#### Figure content listings
+--
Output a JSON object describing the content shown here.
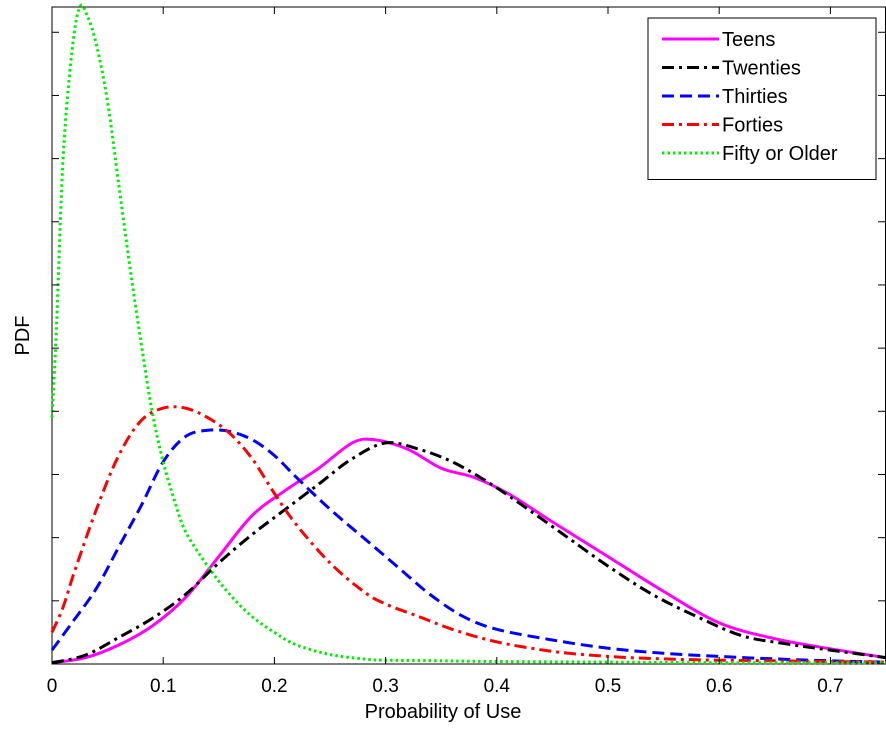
{
  "chart_data": {
    "type": "line",
    "xlabel": "Probability of Use",
    "ylabel": "PDF",
    "xlim": [
      0,
      0.75
    ],
    "ylim": [
      0,
      10.4
    ],
    "x_ticks": [
      0,
      0.1,
      0.2,
      0.3,
      0.4,
      0.5,
      0.6,
      0.7
    ],
    "x_tick_labels": [
      "0",
      "0.1",
      "0.2",
      "0.3",
      "0.4",
      "0.5",
      "0.6",
      "0.7"
    ],
    "y_ticks": [
      0,
      1,
      2,
      3,
      4,
      5,
      6,
      7,
      8,
      9,
      10
    ],
    "y_tick_labels_visible": false,
    "grid": false,
    "legend_position": "top-right",
    "series": [
      {
        "name": "Teens",
        "color": "#ff00ff",
        "dash": "solid",
        "points": [
          [
            0,
            0.02
          ],
          [
            0.03,
            0.1
          ],
          [
            0.06,
            0.3
          ],
          [
            0.09,
            0.6
          ],
          [
            0.12,
            1.05
          ],
          [
            0.15,
            1.7
          ],
          [
            0.18,
            2.35
          ],
          [
            0.21,
            2.75
          ],
          [
            0.24,
            3.1
          ],
          [
            0.27,
            3.5
          ],
          [
            0.29,
            3.55
          ],
          [
            0.32,
            3.4
          ],
          [
            0.35,
            3.1
          ],
          [
            0.38,
            2.95
          ],
          [
            0.41,
            2.7
          ],
          [
            0.45,
            2.25
          ],
          [
            0.5,
            1.7
          ],
          [
            0.55,
            1.15
          ],
          [
            0.6,
            0.65
          ],
          [
            0.65,
            0.4
          ],
          [
            0.7,
            0.24
          ],
          [
            0.75,
            0.1
          ]
        ]
      },
      {
        "name": "Twenties",
        "color": "#000000",
        "dash": "dashdot",
        "points": [
          [
            0,
            0.02
          ],
          [
            0.03,
            0.14
          ],
          [
            0.06,
            0.42
          ],
          [
            0.09,
            0.72
          ],
          [
            0.12,
            1.1
          ],
          [
            0.15,
            1.6
          ],
          [
            0.18,
            2.05
          ],
          [
            0.21,
            2.45
          ],
          [
            0.24,
            2.85
          ],
          [
            0.27,
            3.25
          ],
          [
            0.3,
            3.5
          ],
          [
            0.33,
            3.4
          ],
          [
            0.36,
            3.2
          ],
          [
            0.39,
            2.9
          ],
          [
            0.42,
            2.55
          ],
          [
            0.46,
            2.05
          ],
          [
            0.5,
            1.55
          ],
          [
            0.54,
            1.1
          ],
          [
            0.58,
            0.75
          ],
          [
            0.62,
            0.45
          ],
          [
            0.66,
            0.32
          ],
          [
            0.7,
            0.22
          ],
          [
            0.75,
            0.1
          ]
        ]
      },
      {
        "name": "Thirties",
        "color": "#0000ff",
        "dash": "dashed",
        "points": [
          [
            0,
            0.22
          ],
          [
            0.02,
            0.7
          ],
          [
            0.04,
            1.2
          ],
          [
            0.06,
            1.85
          ],
          [
            0.08,
            2.5
          ],
          [
            0.1,
            3.2
          ],
          [
            0.12,
            3.6
          ],
          [
            0.14,
            3.7
          ],
          [
            0.16,
            3.68
          ],
          [
            0.18,
            3.55
          ],
          [
            0.2,
            3.3
          ],
          [
            0.22,
            2.95
          ],
          [
            0.25,
            2.45
          ],
          [
            0.28,
            2.0
          ],
          [
            0.31,
            1.55
          ],
          [
            0.34,
            1.1
          ],
          [
            0.37,
            0.75
          ],
          [
            0.4,
            0.55
          ],
          [
            0.45,
            0.38
          ],
          [
            0.5,
            0.25
          ],
          [
            0.55,
            0.17
          ],
          [
            0.6,
            0.12
          ],
          [
            0.65,
            0.08
          ],
          [
            0.7,
            0.05
          ],
          [
            0.75,
            0.03
          ]
        ]
      },
      {
        "name": "Forties",
        "color": "#ff0000",
        "dash": "dashdot",
        "points": [
          [
            0,
            0.5
          ],
          [
            0.01,
            0.9
          ],
          [
            0.02,
            1.45
          ],
          [
            0.04,
            2.45
          ],
          [
            0.06,
            3.3
          ],
          [
            0.08,
            3.85
          ],
          [
            0.1,
            4.05
          ],
          [
            0.12,
            4.05
          ],
          [
            0.14,
            3.9
          ],
          [
            0.16,
            3.65
          ],
          [
            0.18,
            3.25
          ],
          [
            0.2,
            2.7
          ],
          [
            0.22,
            2.2
          ],
          [
            0.25,
            1.6
          ],
          [
            0.28,
            1.15
          ],
          [
            0.3,
            0.95
          ],
          [
            0.33,
            0.75
          ],
          [
            0.36,
            0.55
          ],
          [
            0.4,
            0.35
          ],
          [
            0.45,
            0.2
          ],
          [
            0.5,
            0.12
          ],
          [
            0.55,
            0.08
          ],
          [
            0.6,
            0.06
          ],
          [
            0.65,
            0.05
          ],
          [
            0.7,
            0.04
          ],
          [
            0.75,
            0.03
          ]
        ]
      },
      {
        "name": "Fifty or Older",
        "color": "#00ee00",
        "dash": "dotted",
        "points": [
          [
            0,
            3.9
          ],
          [
            0.004,
            5.3
          ],
          [
            0.01,
            8.0
          ],
          [
            0.018,
            9.7
          ],
          [
            0.025,
            10.4
          ],
          [
            0.032,
            10.25
          ],
          [
            0.04,
            9.8
          ],
          [
            0.05,
            8.9
          ],
          [
            0.06,
            7.6
          ],
          [
            0.07,
            6.3
          ],
          [
            0.08,
            5.1
          ],
          [
            0.09,
            4.0
          ],
          [
            0.1,
            3.2
          ],
          [
            0.11,
            2.6
          ],
          [
            0.12,
            2.1
          ],
          [
            0.14,
            1.55
          ],
          [
            0.16,
            1.1
          ],
          [
            0.18,
            0.75
          ],
          [
            0.2,
            0.5
          ],
          [
            0.22,
            0.3
          ],
          [
            0.25,
            0.15
          ],
          [
            0.28,
            0.08
          ],
          [
            0.3,
            0.06
          ],
          [
            0.35,
            0.05
          ],
          [
            0.4,
            0.04
          ],
          [
            0.5,
            0.03
          ],
          [
            0.6,
            0.02
          ],
          [
            0.75,
            0.02
          ]
        ]
      }
    ]
  }
}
+--
#### GOAL
Output the lines above in full and exactly as given, omitting any pictures.

#### OUTPUT OF THE EXERCISE
Output a JSON object describing the content shown here.
{
  "chart_data": {
    "type": "line",
    "xlabel": "Probability of Use",
    "ylabel": "PDF",
    "xlim": [
      0,
      0.75
    ],
    "ylim": [
      0,
      10.4
    ],
    "x_ticks": [
      0,
      0.1,
      0.2,
      0.3,
      0.4,
      0.5,
      0.6,
      0.7
    ],
    "x_tick_labels": [
      "0",
      "0.1",
      "0.2",
      "0.3",
      "0.4",
      "0.5",
      "0.6",
      "0.7"
    ],
    "y_ticks": [
      0,
      1,
      2,
      3,
      4,
      5,
      6,
      7,
      8,
      9,
      10
    ],
    "y_tick_labels_visible": false,
    "grid": false,
    "legend_position": "top-right",
    "series": [
      {
        "name": "Teens",
        "color": "#ff00ff",
        "dash": "solid",
        "points": [
          [
            0,
            0.02
          ],
          [
            0.03,
            0.1
          ],
          [
            0.06,
            0.3
          ],
          [
            0.09,
            0.6
          ],
          [
            0.12,
            1.05
          ],
          [
            0.15,
            1.7
          ],
          [
            0.18,
            2.35
          ],
          [
            0.21,
            2.75
          ],
          [
            0.24,
            3.1
          ],
          [
            0.27,
            3.5
          ],
          [
            0.29,
            3.55
          ],
          [
            0.32,
            3.4
          ],
          [
            0.35,
            3.1
          ],
          [
            0.38,
            2.95
          ],
          [
            0.41,
            2.7
          ],
          [
            0.45,
            2.25
          ],
          [
            0.5,
            1.7
          ],
          [
            0.55,
            1.15
          ],
          [
            0.6,
            0.65
          ],
          [
            0.65,
            0.4
          ],
          [
            0.7,
            0.24
          ],
          [
            0.75,
            0.1
          ]
        ]
      },
      {
        "name": "Twenties",
        "color": "#000000",
        "dash": "dashdot",
        "points": [
          [
            0,
            0.02
          ],
          [
            0.03,
            0.14
          ],
          [
            0.06,
            0.42
          ],
          [
            0.09,
            0.72
          ],
          [
            0.12,
            1.1
          ],
          [
            0.15,
            1.6
          ],
          [
            0.18,
            2.05
          ],
          [
            0.21,
            2.45
          ],
          [
            0.24,
            2.85
          ],
          [
            0.27,
            3.25
          ],
          [
            0.3,
            3.5
          ],
          [
            0.33,
            3.4
          ],
          [
            0.36,
            3.2
          ],
          [
            0.39,
            2.9
          ],
          [
            0.42,
            2.55
          ],
          [
            0.46,
            2.05
          ],
          [
            0.5,
            1.55
          ],
          [
            0.54,
            1.1
          ],
          [
            0.58,
            0.75
          ],
          [
            0.62,
            0.45
          ],
          [
            0.66,
            0.32
          ],
          [
            0.7,
            0.22
          ],
          [
            0.75,
            0.1
          ]
        ]
      },
      {
        "name": "Thirties",
        "color": "#0000ff",
        "dash": "dashed",
        "points": [
          [
            0,
            0.22
          ],
          [
            0.02,
            0.7
          ],
          [
            0.04,
            1.2
          ],
          [
            0.06,
            1.85
          ],
          [
            0.08,
            2.5
          ],
          [
            0.1,
            3.2
          ],
          [
            0.12,
            3.6
          ],
          [
            0.14,
            3.7
          ],
          [
            0.16,
            3.68
          ],
          [
            0.18,
            3.55
          ],
          [
            0.2,
            3.3
          ],
          [
            0.22,
            2.95
          ],
          [
            0.25,
            2.45
          ],
          [
            0.28,
            2.0
          ],
          [
            0.31,
            1.55
          ],
          [
            0.34,
            1.1
          ],
          [
            0.37,
            0.75
          ],
          [
            0.4,
            0.55
          ],
          [
            0.45,
            0.38
          ],
          [
            0.5,
            0.25
          ],
          [
            0.55,
            0.17
          ],
          [
            0.6,
            0.12
          ],
          [
            0.65,
            0.08
          ],
          [
            0.7,
            0.05
          ],
          [
            0.75,
            0.03
          ]
        ]
      },
      {
        "name": "Forties",
        "color": "#ff0000",
        "dash": "dashdot",
        "points": [
          [
            0,
            0.5
          ],
          [
            0.01,
            0.9
          ],
          [
            0.02,
            1.45
          ],
          [
            0.04,
            2.45
          ],
          [
            0.06,
            3.3
          ],
          [
            0.08,
            3.85
          ],
          [
            0.1,
            4.05
          ],
          [
            0.12,
            4.05
          ],
          [
            0.14,
            3.9
          ],
          [
            0.16,
            3.65
          ],
          [
            0.18,
            3.25
          ],
          [
            0.2,
            2.7
          ],
          [
            0.22,
            2.2
          ],
          [
            0.25,
            1.6
          ],
          [
            0.28,
            1.15
          ],
          [
            0.3,
            0.95
          ],
          [
            0.33,
            0.75
          ],
          [
            0.36,
            0.55
          ],
          [
            0.4,
            0.35
          ],
          [
            0.45,
            0.2
          ],
          [
            0.5,
            0.12
          ],
          [
            0.55,
            0.08
          ],
          [
            0.6,
            0.06
          ],
          [
            0.65,
            0.05
          ],
          [
            0.7,
            0.04
          ],
          [
            0.75,
            0.03
          ]
        ]
      },
      {
        "name": "Fifty or Older",
        "color": "#00ee00",
        "dash": "dotted",
        "points": [
          [
            0,
            3.9
          ],
          [
            0.004,
            5.3
          ],
          [
            0.01,
            8.0
          ],
          [
            0.018,
            9.7
          ],
          [
            0.025,
            10.4
          ],
          [
            0.032,
            10.25
          ],
          [
            0.04,
            9.8
          ],
          [
            0.05,
            8.9
          ],
          [
            0.06,
            7.6
          ],
          [
            0.07,
            6.3
          ],
          [
            0.08,
            5.1
          ],
          [
            0.09,
            4.0
          ],
          [
            0.1,
            3.2
          ],
          [
            0.11,
            2.6
          ],
          [
            0.12,
            2.1
          ],
          [
            0.14,
            1.55
          ],
          [
            0.16,
            1.1
          ],
          [
            0.18,
            0.75
          ],
          [
            0.2,
            0.5
          ],
          [
            0.22,
            0.3
          ],
          [
            0.25,
            0.15
          ],
          [
            0.28,
            0.08
          ],
          [
            0.3,
            0.06
          ],
          [
            0.35,
            0.05
          ],
          [
            0.4,
            0.04
          ],
          [
            0.5,
            0.03
          ],
          [
            0.6,
            0.02
          ],
          [
            0.75,
            0.02
          ]
        ]
      }
    ]
  }
}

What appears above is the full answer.